WHAT THE TASK REQUIRES: Extract each line of the records below that contains the word "Graphite".

DATASET ROWS:
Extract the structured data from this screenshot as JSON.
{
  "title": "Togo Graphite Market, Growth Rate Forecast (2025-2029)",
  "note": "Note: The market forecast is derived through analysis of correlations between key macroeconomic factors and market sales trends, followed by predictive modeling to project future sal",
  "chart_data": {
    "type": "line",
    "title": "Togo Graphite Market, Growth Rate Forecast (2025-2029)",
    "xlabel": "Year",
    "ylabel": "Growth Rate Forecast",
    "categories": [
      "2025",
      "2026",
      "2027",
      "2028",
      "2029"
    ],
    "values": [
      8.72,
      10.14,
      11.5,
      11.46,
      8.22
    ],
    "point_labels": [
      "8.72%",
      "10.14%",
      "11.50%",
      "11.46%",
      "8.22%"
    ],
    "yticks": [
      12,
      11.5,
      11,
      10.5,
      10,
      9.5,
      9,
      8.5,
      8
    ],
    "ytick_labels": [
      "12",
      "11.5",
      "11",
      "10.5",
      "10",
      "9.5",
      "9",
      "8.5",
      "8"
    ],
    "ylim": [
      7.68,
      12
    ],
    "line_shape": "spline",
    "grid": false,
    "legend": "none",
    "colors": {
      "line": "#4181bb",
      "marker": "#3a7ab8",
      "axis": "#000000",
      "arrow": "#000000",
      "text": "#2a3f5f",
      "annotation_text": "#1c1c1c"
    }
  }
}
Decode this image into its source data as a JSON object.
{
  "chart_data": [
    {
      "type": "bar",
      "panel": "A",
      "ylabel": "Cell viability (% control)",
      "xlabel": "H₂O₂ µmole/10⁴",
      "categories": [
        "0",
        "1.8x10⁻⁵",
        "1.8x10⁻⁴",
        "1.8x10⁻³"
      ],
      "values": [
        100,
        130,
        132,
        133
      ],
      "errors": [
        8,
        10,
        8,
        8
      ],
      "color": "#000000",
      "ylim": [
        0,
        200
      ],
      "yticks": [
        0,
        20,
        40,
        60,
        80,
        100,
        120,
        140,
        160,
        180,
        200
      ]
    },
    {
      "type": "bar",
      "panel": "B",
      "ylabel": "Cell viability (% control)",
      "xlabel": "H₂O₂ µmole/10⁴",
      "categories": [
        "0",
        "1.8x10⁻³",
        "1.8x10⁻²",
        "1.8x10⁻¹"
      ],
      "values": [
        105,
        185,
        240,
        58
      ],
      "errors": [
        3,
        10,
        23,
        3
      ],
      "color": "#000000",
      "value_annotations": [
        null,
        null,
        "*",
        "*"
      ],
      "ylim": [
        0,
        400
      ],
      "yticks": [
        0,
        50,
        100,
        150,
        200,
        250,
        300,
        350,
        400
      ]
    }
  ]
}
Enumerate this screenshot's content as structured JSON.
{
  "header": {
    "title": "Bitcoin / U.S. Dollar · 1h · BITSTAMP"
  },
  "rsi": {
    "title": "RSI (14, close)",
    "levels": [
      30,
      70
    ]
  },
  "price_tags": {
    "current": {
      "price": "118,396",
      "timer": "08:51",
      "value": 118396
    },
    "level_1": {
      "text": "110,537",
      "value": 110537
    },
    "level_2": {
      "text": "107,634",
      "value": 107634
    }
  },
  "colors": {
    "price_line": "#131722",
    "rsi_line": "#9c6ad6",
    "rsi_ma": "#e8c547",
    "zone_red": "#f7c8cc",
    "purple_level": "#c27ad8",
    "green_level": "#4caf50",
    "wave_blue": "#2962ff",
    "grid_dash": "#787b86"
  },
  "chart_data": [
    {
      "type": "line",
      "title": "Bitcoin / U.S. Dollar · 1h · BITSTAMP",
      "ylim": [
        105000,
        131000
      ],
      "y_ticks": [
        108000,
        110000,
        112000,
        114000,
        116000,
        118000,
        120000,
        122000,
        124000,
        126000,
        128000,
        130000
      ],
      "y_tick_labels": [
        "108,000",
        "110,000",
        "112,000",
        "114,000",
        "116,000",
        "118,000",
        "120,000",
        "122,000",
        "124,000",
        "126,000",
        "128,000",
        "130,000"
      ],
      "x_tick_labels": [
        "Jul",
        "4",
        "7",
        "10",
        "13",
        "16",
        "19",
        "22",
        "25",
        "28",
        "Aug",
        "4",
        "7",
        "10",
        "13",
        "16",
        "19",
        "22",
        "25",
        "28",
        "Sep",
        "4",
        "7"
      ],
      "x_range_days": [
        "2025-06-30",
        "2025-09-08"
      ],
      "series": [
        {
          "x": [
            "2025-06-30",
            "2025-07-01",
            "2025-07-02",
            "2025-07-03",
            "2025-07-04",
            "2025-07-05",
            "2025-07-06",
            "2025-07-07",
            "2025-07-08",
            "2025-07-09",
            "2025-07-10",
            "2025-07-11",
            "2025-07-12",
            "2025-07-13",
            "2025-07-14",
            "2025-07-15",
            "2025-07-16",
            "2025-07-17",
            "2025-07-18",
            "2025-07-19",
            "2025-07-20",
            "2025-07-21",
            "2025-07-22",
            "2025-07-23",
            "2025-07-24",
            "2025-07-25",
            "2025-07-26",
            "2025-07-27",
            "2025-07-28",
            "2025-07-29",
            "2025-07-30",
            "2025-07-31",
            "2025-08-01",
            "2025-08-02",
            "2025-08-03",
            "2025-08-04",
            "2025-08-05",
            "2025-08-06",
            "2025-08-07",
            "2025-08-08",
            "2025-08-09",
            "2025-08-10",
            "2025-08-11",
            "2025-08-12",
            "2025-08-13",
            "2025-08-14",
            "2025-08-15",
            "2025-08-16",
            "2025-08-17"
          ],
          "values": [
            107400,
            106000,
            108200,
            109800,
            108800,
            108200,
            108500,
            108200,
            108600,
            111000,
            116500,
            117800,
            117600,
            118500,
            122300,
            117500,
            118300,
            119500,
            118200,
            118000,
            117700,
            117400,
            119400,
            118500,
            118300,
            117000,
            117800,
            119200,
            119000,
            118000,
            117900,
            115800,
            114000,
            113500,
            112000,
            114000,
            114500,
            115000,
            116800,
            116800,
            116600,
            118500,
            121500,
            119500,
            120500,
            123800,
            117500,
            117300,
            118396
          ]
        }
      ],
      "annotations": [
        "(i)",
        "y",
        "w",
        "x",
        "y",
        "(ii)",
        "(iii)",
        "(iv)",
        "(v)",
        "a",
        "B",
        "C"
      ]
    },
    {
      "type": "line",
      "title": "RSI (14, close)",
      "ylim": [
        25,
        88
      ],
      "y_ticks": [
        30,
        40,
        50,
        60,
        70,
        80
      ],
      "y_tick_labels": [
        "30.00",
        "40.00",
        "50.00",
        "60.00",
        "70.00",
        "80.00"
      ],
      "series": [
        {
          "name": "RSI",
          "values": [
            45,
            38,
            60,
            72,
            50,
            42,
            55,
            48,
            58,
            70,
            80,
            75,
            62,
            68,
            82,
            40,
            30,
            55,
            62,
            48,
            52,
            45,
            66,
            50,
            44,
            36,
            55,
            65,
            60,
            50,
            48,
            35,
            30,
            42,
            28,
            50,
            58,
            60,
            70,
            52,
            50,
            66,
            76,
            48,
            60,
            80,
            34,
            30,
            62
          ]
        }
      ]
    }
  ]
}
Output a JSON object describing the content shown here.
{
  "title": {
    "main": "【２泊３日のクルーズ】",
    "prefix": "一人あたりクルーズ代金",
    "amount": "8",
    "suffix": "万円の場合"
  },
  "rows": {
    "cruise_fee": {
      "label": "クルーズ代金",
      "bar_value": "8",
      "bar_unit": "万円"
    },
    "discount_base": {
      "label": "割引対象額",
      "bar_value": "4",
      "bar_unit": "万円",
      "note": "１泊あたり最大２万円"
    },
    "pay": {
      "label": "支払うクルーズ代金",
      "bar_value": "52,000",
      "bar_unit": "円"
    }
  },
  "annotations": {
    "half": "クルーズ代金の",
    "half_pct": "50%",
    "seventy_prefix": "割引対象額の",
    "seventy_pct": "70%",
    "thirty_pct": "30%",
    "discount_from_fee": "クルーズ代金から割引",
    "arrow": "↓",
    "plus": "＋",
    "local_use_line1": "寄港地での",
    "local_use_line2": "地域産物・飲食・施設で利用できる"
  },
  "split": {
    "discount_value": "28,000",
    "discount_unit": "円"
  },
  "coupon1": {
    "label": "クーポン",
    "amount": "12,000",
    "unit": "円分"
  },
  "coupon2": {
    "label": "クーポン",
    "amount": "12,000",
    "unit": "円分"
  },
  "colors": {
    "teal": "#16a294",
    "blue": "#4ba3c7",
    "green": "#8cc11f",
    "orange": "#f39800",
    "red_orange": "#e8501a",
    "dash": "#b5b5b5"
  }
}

SOLUTION TO THIS TASK:
  "title": "Togo Graphite Market, Growth Rate Forecast (2025-2029)",
    "title": "Togo Graphite Market, Growth Rate Forecast (2025-2029)",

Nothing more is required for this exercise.